Written problem: Switch "buttons" to "icons" in the records from the start up to and including the line with "1277, 1395, 1472]", keeping everything else the same.

Supplied information:
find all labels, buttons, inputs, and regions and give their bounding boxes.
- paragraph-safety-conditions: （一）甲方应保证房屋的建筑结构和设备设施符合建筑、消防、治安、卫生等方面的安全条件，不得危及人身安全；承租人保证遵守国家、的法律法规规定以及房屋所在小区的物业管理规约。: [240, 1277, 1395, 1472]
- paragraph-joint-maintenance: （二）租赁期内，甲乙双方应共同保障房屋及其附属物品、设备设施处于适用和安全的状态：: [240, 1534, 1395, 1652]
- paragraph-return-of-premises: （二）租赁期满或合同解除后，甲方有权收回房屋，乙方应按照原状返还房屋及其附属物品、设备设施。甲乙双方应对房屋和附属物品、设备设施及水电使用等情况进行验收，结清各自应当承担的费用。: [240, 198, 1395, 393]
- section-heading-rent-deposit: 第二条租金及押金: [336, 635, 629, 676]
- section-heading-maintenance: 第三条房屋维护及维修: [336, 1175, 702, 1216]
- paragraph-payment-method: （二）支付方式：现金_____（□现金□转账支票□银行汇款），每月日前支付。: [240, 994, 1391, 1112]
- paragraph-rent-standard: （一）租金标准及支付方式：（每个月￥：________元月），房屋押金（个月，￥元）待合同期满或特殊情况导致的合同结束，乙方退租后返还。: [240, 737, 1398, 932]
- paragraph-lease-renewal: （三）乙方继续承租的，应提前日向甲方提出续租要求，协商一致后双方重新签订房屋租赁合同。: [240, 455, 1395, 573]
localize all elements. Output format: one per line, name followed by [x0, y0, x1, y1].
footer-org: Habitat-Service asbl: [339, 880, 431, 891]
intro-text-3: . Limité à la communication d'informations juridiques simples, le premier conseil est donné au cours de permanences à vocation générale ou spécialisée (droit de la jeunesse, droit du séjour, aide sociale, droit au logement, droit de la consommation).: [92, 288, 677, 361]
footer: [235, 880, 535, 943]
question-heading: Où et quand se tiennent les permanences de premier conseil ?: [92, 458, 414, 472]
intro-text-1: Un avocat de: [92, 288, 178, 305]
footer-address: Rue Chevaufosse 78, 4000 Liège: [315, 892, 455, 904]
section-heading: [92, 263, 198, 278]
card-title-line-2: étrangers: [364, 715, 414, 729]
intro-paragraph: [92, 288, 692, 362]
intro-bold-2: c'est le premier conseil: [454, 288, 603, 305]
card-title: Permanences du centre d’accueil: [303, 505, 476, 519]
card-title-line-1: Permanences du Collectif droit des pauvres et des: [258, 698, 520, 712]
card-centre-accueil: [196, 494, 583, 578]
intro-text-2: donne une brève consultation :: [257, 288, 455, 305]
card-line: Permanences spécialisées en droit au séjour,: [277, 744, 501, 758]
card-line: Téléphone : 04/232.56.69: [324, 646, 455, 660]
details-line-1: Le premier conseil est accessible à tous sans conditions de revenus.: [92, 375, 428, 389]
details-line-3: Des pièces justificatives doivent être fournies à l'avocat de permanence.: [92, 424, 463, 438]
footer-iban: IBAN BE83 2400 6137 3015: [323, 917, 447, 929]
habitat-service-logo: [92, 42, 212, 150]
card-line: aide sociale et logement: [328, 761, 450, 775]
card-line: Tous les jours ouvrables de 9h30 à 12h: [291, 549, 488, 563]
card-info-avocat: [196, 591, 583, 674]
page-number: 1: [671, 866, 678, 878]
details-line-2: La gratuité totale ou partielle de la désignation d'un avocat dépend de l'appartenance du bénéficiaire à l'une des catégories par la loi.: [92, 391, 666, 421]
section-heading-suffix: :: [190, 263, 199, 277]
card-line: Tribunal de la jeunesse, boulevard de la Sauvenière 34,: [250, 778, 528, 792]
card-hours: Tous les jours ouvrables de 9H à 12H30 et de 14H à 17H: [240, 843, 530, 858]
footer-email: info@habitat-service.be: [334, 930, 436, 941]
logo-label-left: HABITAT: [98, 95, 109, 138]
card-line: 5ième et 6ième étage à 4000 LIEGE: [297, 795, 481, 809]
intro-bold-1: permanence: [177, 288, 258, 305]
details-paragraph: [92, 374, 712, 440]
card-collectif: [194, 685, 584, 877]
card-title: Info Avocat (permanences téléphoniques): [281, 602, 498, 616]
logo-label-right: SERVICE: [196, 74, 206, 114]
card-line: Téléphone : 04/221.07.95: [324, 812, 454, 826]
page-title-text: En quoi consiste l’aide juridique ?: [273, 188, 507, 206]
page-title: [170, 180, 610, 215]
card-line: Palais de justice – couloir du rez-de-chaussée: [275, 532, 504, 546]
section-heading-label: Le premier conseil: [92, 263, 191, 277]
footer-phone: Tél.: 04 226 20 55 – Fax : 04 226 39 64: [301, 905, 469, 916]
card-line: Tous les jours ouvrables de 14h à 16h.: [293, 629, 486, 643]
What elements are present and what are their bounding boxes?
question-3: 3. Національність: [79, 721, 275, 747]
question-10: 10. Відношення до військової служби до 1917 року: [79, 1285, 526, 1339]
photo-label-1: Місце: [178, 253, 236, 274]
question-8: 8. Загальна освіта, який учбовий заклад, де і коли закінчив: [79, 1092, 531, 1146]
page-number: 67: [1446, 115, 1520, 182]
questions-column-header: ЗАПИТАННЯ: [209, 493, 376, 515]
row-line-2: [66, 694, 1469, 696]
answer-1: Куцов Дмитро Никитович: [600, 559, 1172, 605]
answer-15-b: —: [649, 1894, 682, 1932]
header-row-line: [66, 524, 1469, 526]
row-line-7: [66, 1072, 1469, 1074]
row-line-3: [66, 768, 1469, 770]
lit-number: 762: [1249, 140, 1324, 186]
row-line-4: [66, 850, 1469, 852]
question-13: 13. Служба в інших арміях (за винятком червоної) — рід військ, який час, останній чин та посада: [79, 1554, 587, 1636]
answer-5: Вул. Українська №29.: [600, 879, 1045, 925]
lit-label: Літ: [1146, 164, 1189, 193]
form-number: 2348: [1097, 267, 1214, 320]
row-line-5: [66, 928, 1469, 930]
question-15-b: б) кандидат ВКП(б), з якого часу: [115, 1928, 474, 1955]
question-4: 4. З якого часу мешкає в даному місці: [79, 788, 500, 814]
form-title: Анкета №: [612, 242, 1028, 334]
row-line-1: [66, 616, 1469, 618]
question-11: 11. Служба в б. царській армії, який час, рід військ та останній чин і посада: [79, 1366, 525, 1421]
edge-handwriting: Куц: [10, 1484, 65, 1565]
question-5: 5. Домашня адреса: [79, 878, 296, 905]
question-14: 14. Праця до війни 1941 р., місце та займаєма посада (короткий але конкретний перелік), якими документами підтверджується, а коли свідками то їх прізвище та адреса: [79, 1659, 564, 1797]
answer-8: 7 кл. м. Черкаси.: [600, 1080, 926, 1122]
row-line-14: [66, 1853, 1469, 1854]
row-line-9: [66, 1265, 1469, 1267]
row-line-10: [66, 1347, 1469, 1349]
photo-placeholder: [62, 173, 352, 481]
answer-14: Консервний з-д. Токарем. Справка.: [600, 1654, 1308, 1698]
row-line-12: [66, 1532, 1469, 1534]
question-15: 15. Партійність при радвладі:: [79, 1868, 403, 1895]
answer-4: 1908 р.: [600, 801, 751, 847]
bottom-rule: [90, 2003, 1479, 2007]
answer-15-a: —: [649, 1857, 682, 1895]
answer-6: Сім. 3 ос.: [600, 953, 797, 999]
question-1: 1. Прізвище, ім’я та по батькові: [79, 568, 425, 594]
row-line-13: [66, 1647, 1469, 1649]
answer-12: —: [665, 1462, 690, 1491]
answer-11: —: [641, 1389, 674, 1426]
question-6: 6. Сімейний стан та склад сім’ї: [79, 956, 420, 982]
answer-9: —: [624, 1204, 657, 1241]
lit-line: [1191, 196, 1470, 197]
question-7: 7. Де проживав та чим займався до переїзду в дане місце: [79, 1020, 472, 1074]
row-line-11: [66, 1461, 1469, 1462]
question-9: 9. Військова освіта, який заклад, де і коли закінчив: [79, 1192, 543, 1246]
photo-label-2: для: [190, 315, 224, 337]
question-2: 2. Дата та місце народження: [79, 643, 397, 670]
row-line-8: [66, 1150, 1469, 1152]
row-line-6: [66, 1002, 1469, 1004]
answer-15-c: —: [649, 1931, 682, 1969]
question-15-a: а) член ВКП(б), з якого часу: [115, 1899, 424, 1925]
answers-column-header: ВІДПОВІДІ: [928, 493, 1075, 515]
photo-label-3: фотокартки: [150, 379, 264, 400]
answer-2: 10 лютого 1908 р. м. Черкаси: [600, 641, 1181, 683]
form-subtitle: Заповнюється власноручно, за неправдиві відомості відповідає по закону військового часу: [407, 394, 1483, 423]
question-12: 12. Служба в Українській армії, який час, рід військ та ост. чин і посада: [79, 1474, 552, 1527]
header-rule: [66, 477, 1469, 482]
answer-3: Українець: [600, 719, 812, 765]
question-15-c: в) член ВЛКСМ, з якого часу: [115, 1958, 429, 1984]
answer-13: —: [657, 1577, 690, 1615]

Solved exercise:
find all labels, icons, inputs, and regions and give their bounding boxes.
- paragraph-safety-conditions: （一）甲方应保证房屋的建筑结构和设备设施符合建筑、消防、治安、卫生等方面的安全条件，不得危及人身安全；承租人保证遵守国家、的法律法规规定以及房屋所在小区的物业管理规约。: [240, 1277, 1395, 1472]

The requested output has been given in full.